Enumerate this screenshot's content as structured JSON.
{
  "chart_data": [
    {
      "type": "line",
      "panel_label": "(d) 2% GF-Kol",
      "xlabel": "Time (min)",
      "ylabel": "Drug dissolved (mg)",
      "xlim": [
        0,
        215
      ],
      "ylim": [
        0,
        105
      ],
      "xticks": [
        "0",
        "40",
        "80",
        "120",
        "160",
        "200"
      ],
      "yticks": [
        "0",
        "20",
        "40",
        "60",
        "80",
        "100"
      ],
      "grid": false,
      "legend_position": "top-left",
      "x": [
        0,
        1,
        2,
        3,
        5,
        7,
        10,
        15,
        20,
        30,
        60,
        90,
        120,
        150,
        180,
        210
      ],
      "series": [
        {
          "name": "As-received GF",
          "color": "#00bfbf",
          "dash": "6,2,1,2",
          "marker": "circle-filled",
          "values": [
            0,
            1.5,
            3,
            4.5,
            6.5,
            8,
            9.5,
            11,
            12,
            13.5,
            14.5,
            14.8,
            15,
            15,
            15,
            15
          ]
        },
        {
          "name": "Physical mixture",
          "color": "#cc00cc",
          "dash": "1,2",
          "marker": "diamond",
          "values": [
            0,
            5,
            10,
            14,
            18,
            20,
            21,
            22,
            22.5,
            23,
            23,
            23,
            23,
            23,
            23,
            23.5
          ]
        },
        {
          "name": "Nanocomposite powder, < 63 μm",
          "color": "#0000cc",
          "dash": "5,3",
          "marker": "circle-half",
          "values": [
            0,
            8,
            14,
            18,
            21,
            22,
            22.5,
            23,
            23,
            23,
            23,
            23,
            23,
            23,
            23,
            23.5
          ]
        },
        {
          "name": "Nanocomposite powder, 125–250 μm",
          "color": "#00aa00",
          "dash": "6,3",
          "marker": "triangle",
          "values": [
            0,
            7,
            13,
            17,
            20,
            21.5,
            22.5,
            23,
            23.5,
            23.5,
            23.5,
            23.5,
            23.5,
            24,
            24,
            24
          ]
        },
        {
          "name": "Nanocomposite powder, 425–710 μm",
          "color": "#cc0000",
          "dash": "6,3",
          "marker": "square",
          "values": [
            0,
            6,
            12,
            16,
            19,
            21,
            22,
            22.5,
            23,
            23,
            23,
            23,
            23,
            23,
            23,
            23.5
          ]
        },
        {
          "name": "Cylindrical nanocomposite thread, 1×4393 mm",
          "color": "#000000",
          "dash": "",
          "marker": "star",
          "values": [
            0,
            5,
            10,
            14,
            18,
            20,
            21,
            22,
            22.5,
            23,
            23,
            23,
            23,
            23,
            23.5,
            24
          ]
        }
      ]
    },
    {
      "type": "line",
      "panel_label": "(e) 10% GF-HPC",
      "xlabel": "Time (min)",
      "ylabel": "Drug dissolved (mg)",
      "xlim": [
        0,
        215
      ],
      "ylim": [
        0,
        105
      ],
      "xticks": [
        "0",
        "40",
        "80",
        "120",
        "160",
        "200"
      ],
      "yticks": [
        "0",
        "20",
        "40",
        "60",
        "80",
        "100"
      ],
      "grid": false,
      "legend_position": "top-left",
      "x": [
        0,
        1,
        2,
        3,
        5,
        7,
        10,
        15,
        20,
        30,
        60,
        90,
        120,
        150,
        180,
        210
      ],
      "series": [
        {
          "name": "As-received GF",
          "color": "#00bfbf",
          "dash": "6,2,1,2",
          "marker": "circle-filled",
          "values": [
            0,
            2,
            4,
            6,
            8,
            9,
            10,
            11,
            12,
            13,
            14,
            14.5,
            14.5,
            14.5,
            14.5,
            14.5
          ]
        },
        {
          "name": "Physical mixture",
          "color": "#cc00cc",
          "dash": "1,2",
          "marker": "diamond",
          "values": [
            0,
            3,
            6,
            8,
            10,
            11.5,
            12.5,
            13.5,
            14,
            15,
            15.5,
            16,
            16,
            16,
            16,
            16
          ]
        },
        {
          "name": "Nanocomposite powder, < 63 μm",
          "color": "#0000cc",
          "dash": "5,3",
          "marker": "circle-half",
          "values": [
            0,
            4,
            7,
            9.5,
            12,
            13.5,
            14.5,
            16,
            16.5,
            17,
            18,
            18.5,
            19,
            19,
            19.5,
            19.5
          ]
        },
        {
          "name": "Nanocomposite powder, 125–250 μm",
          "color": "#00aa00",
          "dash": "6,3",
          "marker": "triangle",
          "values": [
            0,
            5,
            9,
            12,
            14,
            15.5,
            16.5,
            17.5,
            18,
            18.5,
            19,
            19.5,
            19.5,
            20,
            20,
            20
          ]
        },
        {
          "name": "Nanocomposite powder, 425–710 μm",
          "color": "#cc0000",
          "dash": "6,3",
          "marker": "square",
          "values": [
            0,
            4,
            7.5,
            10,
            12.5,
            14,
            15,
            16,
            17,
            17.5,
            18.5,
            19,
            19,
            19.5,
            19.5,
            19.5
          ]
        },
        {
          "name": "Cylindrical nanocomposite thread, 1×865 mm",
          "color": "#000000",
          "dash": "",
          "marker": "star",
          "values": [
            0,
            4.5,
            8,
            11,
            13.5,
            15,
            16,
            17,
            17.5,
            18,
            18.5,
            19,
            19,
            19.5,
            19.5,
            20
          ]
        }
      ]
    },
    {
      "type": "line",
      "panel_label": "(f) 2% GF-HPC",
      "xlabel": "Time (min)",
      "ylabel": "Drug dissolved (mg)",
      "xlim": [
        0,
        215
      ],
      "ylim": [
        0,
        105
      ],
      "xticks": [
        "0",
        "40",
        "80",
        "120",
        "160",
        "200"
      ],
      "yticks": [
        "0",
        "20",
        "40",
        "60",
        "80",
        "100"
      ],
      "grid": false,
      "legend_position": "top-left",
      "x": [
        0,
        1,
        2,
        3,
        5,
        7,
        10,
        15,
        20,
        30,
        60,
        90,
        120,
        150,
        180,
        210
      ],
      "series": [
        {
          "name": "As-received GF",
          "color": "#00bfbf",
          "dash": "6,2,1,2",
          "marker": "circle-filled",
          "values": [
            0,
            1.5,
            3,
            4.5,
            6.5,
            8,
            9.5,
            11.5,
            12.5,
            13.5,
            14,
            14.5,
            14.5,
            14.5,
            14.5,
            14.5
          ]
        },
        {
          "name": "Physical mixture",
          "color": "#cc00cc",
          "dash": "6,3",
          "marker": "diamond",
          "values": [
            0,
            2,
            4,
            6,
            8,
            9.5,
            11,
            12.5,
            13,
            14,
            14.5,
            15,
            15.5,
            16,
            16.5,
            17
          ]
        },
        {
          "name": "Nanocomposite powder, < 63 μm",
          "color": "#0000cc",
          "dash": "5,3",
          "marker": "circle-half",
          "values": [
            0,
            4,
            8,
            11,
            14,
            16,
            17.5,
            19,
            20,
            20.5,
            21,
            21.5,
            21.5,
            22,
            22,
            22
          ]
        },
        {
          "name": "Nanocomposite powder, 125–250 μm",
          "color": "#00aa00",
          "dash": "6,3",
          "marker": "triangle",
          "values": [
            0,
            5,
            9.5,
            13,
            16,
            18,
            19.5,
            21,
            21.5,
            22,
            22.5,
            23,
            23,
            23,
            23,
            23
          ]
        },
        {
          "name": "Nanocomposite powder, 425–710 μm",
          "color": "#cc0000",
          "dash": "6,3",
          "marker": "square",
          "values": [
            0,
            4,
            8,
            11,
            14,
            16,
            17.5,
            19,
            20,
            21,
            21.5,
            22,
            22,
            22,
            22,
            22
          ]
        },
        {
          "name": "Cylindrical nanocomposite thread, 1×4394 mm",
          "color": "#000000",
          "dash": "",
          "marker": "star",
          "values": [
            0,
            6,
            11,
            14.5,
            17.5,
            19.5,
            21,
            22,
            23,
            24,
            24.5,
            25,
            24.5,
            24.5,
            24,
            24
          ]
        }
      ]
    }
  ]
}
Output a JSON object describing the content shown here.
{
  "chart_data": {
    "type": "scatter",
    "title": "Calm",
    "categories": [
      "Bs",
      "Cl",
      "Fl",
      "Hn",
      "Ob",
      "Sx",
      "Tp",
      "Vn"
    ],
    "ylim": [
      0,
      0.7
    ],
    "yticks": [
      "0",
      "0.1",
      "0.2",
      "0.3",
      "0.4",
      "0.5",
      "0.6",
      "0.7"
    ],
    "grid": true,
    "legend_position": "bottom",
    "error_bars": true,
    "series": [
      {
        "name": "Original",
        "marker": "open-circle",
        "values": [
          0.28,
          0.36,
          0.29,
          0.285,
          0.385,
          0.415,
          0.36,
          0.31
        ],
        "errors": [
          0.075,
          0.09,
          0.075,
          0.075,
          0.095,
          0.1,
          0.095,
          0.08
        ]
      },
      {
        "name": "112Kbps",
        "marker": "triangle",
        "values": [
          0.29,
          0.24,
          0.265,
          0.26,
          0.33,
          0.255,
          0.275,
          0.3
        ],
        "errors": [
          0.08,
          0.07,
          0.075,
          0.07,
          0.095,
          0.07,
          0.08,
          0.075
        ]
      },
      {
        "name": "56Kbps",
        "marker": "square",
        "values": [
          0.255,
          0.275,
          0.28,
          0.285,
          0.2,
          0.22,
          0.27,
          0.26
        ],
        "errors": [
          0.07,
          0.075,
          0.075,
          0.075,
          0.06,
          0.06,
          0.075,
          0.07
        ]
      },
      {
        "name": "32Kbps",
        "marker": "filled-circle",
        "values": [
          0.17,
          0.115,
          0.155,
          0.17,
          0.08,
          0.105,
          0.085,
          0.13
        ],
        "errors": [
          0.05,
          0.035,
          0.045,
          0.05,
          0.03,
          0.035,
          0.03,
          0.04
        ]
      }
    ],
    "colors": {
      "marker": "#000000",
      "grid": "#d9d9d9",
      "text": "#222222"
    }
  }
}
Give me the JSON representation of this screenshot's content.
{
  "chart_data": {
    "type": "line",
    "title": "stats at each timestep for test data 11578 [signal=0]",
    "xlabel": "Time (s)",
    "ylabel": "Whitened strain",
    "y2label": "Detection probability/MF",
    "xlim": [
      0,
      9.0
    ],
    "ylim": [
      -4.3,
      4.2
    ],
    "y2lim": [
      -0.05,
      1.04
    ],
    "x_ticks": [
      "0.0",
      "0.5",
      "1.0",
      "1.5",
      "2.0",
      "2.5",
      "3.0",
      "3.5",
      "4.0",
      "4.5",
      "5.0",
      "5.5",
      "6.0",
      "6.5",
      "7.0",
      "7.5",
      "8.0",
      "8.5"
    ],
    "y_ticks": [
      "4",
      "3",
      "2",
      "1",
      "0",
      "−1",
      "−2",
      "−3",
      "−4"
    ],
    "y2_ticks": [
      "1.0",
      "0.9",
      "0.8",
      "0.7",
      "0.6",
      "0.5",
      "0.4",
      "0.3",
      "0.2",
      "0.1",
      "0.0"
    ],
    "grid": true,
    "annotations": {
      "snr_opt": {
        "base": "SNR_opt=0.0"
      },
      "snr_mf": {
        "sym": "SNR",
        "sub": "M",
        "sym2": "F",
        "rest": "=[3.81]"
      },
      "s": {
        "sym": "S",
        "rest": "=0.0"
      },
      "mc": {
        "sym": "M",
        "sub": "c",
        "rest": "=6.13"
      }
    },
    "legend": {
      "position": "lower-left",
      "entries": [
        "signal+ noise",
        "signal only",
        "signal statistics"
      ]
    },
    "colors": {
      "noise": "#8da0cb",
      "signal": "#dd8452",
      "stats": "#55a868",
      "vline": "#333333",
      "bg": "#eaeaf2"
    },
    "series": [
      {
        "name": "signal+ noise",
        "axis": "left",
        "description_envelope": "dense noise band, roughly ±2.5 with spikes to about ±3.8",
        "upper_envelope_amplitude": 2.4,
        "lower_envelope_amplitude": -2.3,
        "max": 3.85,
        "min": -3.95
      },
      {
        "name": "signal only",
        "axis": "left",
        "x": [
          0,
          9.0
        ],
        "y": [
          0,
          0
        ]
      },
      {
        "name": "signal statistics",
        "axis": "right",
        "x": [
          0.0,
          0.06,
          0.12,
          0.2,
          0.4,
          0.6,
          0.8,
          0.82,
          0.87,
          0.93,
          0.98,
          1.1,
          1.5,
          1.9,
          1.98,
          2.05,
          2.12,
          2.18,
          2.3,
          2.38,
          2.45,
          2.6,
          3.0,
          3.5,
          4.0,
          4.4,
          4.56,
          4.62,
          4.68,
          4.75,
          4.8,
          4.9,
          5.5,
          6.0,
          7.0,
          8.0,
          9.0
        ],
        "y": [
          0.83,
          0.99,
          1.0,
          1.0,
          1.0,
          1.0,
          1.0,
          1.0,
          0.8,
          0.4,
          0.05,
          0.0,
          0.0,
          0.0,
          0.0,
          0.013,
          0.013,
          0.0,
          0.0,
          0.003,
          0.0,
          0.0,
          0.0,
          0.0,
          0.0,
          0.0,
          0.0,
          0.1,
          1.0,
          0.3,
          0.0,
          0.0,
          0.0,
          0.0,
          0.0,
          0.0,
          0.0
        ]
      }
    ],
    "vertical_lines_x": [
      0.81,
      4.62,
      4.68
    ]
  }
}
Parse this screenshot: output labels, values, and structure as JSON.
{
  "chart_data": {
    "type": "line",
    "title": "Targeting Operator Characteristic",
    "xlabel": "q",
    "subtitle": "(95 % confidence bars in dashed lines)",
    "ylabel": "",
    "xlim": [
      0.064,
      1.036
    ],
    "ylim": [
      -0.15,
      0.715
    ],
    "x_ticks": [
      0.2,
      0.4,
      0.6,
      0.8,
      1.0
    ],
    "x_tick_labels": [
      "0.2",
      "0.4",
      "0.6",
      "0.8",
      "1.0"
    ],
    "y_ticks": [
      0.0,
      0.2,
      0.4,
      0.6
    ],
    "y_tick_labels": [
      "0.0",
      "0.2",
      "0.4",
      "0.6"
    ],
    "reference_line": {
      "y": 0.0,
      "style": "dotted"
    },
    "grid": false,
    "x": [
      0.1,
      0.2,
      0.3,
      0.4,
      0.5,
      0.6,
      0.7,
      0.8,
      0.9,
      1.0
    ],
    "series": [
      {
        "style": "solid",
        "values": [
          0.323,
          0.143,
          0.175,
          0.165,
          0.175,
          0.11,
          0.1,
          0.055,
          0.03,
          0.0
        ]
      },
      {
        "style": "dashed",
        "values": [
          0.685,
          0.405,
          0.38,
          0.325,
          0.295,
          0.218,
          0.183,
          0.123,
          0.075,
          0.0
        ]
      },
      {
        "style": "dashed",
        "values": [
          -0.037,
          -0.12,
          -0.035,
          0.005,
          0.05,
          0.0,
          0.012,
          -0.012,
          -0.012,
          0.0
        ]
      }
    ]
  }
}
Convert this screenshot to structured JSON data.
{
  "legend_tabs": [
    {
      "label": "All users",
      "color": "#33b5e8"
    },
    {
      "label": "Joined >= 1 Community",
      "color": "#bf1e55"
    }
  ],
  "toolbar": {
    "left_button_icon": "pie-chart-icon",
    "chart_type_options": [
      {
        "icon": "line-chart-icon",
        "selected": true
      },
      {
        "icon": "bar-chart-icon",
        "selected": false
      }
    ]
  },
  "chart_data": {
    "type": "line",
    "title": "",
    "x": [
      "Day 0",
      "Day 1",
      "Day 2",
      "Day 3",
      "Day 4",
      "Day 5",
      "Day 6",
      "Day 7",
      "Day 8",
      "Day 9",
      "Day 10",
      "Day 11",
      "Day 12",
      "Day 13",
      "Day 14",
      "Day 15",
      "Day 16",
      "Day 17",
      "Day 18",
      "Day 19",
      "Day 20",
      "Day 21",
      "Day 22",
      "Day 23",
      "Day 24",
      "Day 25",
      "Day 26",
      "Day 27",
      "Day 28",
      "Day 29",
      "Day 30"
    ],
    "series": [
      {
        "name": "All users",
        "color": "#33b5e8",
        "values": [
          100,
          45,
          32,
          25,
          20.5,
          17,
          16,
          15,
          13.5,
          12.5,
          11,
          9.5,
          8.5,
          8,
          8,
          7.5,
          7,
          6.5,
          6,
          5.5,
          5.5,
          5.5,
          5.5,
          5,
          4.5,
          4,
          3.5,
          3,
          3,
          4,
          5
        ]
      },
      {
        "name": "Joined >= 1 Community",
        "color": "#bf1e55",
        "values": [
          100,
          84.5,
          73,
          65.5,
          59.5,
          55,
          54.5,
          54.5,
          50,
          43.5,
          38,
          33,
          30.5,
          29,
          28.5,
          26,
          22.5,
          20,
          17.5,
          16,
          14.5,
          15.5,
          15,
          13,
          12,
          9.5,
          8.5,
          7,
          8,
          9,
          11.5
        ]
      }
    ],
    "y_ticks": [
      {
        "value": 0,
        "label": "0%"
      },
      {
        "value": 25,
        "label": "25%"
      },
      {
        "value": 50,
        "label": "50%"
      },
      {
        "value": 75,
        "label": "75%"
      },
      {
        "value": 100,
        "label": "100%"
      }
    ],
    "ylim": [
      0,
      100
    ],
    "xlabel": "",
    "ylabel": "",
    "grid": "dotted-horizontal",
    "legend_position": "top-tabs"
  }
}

--------

Within the entries above, work out how many lines contain the word "Joined". The number alone is the answer.

2